## Brief
Wherever a line holds the word "support", copy that line out.

-- Begin --

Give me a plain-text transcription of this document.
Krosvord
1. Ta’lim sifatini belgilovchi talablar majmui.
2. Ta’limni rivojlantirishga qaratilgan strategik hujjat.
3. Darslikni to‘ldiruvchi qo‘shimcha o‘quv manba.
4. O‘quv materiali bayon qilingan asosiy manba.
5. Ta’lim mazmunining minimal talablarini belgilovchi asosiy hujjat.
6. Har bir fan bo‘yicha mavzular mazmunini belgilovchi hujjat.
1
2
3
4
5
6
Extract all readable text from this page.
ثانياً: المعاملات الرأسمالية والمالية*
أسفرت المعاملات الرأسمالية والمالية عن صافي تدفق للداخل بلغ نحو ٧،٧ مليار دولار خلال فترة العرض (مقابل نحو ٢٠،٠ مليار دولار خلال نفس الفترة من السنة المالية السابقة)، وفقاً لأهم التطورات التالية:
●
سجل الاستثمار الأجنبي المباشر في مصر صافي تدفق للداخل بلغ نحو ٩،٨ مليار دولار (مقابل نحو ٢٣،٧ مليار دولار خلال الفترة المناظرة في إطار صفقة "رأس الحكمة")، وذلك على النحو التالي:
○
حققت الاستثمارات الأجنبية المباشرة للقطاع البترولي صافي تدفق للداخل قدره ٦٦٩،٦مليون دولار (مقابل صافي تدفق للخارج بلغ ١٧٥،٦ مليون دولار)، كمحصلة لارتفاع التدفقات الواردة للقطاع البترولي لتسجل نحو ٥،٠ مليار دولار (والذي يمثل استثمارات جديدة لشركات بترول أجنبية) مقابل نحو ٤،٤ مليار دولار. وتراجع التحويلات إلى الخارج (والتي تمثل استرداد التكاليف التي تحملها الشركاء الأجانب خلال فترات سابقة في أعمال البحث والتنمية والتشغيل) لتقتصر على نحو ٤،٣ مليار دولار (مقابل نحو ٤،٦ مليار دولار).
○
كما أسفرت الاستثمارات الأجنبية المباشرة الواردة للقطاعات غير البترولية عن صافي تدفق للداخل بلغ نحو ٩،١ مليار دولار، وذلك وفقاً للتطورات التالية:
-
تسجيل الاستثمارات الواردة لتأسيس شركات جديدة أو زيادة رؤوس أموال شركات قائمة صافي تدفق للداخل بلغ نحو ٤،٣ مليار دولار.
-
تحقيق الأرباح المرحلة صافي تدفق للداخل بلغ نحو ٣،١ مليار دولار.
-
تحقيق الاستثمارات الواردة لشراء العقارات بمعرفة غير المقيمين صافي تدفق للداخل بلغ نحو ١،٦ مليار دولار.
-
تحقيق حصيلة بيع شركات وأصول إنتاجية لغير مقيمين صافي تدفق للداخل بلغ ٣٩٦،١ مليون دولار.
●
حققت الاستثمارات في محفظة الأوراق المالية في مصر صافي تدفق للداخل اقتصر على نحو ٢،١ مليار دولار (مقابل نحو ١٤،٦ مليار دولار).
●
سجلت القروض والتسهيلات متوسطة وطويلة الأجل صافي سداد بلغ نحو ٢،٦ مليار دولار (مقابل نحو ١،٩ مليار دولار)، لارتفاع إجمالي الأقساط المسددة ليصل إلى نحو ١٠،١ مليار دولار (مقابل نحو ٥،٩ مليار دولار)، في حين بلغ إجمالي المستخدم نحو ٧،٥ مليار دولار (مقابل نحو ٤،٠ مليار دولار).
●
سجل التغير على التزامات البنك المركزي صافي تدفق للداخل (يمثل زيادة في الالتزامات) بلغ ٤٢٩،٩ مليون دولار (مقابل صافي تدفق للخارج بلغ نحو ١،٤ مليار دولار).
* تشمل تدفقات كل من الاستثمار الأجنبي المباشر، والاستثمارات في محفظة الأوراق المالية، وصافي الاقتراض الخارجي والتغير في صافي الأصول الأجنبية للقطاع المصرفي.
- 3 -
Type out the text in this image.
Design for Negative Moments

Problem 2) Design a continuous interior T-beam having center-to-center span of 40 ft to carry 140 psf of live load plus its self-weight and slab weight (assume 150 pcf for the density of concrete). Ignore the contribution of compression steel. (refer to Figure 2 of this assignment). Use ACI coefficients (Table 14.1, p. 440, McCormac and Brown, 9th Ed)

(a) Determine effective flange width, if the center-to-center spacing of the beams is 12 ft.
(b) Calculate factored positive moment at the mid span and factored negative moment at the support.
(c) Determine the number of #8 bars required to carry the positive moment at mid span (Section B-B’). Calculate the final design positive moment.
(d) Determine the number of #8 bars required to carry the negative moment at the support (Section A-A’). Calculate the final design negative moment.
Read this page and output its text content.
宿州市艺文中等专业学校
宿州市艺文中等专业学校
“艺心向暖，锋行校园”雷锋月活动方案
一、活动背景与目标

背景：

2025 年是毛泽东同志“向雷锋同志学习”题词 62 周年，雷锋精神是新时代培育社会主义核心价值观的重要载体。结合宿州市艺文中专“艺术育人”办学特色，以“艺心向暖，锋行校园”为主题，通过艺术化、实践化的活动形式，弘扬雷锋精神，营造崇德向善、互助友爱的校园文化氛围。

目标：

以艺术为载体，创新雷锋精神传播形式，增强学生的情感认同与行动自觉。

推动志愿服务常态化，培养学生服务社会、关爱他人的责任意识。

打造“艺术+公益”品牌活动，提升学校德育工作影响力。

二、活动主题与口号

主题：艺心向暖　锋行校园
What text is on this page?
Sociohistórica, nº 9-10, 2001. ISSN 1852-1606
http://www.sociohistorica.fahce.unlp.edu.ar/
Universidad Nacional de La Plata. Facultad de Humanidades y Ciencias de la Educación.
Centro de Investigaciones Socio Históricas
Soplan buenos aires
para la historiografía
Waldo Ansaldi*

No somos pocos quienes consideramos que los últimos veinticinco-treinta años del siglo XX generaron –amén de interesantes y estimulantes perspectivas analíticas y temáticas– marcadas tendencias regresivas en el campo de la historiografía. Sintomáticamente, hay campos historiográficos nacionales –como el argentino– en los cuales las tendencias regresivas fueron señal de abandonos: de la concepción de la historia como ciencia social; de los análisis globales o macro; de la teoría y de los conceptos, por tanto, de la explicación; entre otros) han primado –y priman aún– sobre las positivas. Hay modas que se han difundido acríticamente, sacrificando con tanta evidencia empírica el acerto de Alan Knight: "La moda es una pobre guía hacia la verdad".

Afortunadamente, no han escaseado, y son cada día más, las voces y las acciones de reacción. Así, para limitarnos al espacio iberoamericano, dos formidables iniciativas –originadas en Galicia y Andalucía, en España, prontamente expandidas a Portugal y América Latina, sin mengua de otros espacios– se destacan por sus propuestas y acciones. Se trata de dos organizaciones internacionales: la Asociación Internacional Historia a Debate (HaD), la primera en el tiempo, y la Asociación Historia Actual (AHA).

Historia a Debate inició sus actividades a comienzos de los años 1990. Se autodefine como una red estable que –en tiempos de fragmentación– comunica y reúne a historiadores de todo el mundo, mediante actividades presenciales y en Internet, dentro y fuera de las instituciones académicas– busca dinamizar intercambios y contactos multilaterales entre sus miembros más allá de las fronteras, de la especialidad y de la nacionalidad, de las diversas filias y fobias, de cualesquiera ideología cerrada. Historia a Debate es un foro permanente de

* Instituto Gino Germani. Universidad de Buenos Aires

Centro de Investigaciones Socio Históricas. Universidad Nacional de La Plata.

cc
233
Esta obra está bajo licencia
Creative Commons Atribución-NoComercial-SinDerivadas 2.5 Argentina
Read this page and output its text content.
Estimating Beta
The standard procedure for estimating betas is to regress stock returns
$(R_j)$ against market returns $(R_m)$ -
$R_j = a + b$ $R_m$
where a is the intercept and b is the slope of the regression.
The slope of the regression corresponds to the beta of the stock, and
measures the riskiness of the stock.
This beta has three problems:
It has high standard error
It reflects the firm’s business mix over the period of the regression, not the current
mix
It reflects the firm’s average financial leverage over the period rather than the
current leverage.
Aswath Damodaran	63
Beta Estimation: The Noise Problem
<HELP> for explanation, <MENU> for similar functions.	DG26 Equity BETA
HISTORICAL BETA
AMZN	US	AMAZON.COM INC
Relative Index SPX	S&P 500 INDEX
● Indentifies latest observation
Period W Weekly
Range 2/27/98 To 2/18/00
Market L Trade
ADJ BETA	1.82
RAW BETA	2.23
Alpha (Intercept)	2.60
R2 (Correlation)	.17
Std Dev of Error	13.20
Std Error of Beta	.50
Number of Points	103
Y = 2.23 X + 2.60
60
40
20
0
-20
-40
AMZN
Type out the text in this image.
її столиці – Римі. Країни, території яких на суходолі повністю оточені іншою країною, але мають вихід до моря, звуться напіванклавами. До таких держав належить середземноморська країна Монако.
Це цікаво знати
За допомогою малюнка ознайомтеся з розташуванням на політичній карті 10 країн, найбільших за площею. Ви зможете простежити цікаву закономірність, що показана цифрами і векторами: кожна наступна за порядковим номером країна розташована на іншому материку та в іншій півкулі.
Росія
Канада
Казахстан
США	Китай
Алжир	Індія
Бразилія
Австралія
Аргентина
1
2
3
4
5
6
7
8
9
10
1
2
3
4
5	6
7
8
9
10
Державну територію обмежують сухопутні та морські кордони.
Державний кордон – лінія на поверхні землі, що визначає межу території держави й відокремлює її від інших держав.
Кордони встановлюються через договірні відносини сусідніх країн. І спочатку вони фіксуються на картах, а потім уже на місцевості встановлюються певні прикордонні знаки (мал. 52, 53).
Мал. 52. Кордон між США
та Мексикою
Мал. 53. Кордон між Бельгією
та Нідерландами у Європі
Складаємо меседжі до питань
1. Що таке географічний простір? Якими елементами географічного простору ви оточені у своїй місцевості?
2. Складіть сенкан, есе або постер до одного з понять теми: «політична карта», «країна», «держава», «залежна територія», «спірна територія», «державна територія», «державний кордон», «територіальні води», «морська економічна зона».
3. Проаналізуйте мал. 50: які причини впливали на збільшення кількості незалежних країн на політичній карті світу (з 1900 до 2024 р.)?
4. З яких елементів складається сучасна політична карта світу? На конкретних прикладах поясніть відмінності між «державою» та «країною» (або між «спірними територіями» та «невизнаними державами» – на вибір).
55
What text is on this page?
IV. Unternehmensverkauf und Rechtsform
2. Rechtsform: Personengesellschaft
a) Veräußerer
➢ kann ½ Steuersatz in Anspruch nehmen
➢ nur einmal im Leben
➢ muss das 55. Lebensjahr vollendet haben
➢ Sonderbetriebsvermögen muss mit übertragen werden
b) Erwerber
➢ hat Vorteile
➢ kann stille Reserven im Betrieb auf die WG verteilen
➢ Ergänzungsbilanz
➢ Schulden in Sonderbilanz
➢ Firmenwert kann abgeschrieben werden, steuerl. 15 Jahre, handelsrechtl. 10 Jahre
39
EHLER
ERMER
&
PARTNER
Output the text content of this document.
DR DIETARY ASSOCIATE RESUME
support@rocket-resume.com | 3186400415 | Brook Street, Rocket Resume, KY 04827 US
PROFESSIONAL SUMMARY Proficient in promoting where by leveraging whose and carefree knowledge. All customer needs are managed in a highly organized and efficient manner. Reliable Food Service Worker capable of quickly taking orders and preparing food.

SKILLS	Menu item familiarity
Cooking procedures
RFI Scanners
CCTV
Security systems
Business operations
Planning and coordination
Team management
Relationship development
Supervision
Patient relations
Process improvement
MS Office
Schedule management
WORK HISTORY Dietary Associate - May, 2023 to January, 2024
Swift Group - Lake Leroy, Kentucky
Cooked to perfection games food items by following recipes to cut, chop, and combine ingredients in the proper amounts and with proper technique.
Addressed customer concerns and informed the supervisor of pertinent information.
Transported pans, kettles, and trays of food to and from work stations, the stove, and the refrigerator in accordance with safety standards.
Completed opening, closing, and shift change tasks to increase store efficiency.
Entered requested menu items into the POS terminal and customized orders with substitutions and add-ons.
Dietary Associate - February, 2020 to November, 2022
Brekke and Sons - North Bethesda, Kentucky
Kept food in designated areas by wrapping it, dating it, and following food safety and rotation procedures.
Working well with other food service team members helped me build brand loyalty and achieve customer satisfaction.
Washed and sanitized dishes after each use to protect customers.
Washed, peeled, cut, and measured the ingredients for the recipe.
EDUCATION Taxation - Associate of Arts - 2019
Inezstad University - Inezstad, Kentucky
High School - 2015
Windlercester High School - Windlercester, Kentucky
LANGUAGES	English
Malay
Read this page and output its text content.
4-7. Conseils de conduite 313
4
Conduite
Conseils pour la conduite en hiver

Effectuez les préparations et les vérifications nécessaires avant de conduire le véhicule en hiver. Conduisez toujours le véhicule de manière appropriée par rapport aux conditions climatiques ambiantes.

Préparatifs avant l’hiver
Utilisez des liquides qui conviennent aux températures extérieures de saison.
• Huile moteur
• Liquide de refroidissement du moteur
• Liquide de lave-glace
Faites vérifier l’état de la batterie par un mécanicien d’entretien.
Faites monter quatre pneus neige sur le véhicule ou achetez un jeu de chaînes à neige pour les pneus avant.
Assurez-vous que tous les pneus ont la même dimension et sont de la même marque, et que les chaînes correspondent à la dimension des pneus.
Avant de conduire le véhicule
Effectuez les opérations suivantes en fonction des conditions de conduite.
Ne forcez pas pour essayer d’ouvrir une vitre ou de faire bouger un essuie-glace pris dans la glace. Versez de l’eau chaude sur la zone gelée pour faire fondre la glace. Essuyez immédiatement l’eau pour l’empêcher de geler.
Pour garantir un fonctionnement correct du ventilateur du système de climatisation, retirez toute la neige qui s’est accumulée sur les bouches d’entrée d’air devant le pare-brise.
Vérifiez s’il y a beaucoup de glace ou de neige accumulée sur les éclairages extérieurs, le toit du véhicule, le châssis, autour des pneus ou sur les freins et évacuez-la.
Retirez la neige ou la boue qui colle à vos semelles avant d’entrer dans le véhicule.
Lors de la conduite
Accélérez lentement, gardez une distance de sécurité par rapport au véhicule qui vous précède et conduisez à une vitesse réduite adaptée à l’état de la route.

-- End --

## Output below
(b) Calculate factored positive moment at the mid span and factored negative moment at the support.
(d) Determine the number of #8 bars required to carry the negative moment at the support (Section A-A’). Calculate the final design negative moment.
support@rocket-resume.com | 3186400415 | Brook Street, Rocket Resume, KY 04827 US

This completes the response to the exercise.